▶ Document excerpt
=== Begin Enclosure ===

Facing up to violence in America
In the wake of the Virginia Tech shootings, America needs a day of mourning and reflection.
New York — "Turn on your TV," a friend instructed via e-mail. "Right now." So I did. And then I saw the murder and mayhem at Virginia Tech, where more than 30 people were gunned down Monday morning. I watched police officers storming buildings, rifles ready. Medics carried away the wounded and the dead. Dazed students embraced each other or looked blankly at the scrum of cameras, wearing empty stares of shock.
But I wasn't shocked. Upset, yes – but not shocked. And that should shock all of us.
We have been here before, of course. The sites of prior school massacres are etched on our minds, a symbolic shorthand for the violence and malevolence that none of us can comprehend. Paducah, Ky. Springfield, Ore. And, most of all, Columbine High School in Littleton, Colo.
So it's hard to be shocked when you see it all again, unfolding in real time on television and the Internet. And it's hard to avoid the same facile questions – and the same superficial answers – that followed the other tragedies.
Whenever something like this happens, of course, everyone wants to know why. So they seize upon the particulars of the case, probing the killers' backgrounds and psyches: this one was bullied, that one used drugs, and so on. Or they make enormous generalizations about American culture, to suggest that we're all going to hell in a handbasket.
In the wake of Columbine, for example, prominent conservative Tom DeLay linked youth violence with the teaching of evolution in schools and "working mothers who take birth control pills." No less absurdly, some commentators tried to make violent video games the culprit, as if playing a few rounds of Grand Theft Auto makes you shoot up a school.
It's hard to know why a specific killer acted in the way he did. Rather than focusing narrowly upon this awful event, then, we should declare a National Day of Mourning and Reflection on Violence in America. Besides memorializing the dead, at Virginia Tech and elsewhere, this annual federal holiday would also seek to spark a national conversation about Americans as a people: who we are, and who we would like to become.
Why, we should ask, are the gunmen in school massacres almost always male? What does that tell us about the ways we socialize boys in America? About relations between the sexes? About the relationship between violence and manhood?
Second, why are most of these gunmen also white? (Yes, reports indicate the Virginia Tech gunman was Asian; but almost every other mass shooter has been white.) Black and Latino boys commit plenty of violence in school, of course, but they're more likely to assault an individual whom they know. White shooters more often kill en masse and randomly: They're aiming for high body counts, not for a particular target. Why?
Third, why do so many American men – and, increasingly, many American women – own guns? Between 40 percent and 50 percent of American households own a gun, one of the highest percentages in the Western world. We can and should debate the best ways to regulate guns, but we simply cannot deny their prevalence in our society. And even though Virginia Tech was nominally a "gun-free zone," the shooter had no trouble bringing weapons there. Why do so many Americans own guns? Which Americans choose to purchase them? And how do guns influence the nature of violence in America?

=== End Enclosure ===

▶ Work to be completed
Reproduce the passage of the opinion piece on violence in America above, between "Second, why are" and "particular target. Why?", inclusive.

Page segmentation data:
=== Begin Enclosure ===

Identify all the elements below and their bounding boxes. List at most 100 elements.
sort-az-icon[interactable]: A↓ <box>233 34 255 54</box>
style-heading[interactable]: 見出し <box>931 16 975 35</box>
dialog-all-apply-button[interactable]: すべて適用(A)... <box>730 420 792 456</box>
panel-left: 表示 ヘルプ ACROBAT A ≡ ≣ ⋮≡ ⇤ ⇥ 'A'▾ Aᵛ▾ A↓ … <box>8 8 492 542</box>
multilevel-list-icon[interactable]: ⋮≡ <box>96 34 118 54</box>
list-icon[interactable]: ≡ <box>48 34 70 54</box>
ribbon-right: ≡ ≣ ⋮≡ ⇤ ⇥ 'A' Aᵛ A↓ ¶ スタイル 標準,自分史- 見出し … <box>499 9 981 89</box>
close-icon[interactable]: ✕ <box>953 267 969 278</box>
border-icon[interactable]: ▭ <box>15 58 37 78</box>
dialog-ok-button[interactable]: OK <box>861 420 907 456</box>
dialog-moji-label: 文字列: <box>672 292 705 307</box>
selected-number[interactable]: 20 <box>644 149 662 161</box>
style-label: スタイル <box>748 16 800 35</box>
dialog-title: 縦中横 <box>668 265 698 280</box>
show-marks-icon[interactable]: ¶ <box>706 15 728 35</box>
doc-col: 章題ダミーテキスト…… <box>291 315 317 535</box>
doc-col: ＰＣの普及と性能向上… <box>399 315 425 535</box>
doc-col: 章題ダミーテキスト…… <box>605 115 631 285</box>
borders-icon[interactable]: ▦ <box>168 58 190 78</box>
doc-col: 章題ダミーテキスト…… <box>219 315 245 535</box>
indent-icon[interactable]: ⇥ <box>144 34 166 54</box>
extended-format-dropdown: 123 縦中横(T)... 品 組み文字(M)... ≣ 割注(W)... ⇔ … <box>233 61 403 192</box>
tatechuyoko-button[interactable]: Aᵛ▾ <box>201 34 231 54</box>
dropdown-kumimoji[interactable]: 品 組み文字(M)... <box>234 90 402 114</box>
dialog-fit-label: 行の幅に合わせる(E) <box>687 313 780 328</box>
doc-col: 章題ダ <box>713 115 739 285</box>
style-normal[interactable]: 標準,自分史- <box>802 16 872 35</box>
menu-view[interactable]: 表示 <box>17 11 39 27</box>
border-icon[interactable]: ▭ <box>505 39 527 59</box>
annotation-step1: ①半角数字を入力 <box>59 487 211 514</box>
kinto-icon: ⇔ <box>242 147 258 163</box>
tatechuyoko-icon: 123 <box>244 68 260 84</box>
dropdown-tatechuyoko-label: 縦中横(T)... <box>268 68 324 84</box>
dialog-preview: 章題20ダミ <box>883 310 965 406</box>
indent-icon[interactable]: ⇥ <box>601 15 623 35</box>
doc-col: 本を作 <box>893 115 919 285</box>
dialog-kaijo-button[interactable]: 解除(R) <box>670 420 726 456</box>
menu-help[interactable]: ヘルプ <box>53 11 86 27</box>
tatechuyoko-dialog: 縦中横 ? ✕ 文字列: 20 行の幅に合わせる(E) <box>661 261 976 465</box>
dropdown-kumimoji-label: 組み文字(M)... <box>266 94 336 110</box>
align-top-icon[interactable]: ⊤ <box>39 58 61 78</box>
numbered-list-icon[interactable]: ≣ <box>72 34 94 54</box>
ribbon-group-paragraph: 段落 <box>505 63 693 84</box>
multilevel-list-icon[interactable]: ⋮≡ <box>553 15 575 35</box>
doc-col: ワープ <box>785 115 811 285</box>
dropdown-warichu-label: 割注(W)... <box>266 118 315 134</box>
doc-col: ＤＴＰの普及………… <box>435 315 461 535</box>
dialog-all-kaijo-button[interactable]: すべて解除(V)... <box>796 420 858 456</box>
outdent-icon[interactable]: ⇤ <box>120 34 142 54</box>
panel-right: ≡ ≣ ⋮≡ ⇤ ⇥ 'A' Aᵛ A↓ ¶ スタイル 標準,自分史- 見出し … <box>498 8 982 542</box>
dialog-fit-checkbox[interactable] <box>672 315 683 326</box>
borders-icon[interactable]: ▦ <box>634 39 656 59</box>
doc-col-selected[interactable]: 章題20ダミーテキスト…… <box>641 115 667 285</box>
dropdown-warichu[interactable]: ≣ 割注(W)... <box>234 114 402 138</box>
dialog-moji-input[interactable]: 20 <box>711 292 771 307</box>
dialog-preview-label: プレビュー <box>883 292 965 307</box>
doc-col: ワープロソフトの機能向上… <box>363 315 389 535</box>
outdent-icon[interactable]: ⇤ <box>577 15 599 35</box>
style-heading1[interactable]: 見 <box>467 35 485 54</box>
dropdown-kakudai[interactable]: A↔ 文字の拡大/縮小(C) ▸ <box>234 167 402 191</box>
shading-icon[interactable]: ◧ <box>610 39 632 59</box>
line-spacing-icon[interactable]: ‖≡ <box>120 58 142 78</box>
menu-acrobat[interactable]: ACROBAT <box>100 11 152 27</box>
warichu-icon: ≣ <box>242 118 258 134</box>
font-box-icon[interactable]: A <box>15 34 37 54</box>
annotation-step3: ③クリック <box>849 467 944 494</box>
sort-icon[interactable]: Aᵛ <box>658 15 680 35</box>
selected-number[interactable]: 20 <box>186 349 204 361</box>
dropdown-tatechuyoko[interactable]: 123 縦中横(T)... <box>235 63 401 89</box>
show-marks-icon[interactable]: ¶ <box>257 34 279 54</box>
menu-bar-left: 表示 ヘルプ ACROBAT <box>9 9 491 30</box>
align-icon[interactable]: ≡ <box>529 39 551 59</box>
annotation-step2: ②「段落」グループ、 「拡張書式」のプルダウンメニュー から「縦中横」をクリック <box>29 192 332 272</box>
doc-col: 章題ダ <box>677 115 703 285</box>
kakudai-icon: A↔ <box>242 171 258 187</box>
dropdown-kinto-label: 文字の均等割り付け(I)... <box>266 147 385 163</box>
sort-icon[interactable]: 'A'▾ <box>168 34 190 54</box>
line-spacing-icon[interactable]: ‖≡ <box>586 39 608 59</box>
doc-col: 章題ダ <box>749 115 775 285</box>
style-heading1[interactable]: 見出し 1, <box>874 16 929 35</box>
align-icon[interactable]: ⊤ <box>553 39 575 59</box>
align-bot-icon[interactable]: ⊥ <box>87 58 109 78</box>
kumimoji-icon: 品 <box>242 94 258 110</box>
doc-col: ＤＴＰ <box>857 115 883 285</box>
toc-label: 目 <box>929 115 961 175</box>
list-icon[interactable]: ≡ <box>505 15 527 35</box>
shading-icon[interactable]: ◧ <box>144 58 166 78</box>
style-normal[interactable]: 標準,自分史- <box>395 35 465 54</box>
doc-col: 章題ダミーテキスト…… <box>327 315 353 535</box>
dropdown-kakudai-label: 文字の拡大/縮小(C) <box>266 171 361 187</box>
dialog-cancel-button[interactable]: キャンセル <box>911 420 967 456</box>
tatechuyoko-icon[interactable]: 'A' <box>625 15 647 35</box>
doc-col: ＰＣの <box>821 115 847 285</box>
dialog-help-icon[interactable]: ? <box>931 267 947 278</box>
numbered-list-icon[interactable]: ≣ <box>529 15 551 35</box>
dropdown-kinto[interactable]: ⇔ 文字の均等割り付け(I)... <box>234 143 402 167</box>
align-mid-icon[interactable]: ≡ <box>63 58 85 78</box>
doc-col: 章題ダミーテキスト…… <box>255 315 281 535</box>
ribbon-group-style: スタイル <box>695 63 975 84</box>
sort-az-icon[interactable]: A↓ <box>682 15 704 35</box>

=== End Enclosure ===

▶ Solved problem
Second, why are most of these gunmen also white? (Yes, reports indicate the Virginia Tech gunman was Asian; but almost every other mass shooter has been white.) Black and Latino boys commit plenty of violence in school, of course, but they're more likely to assault an individual whom they know. White shooters more often kill en masse and randomly: They're aiming for high body counts, not for a particular target. Why?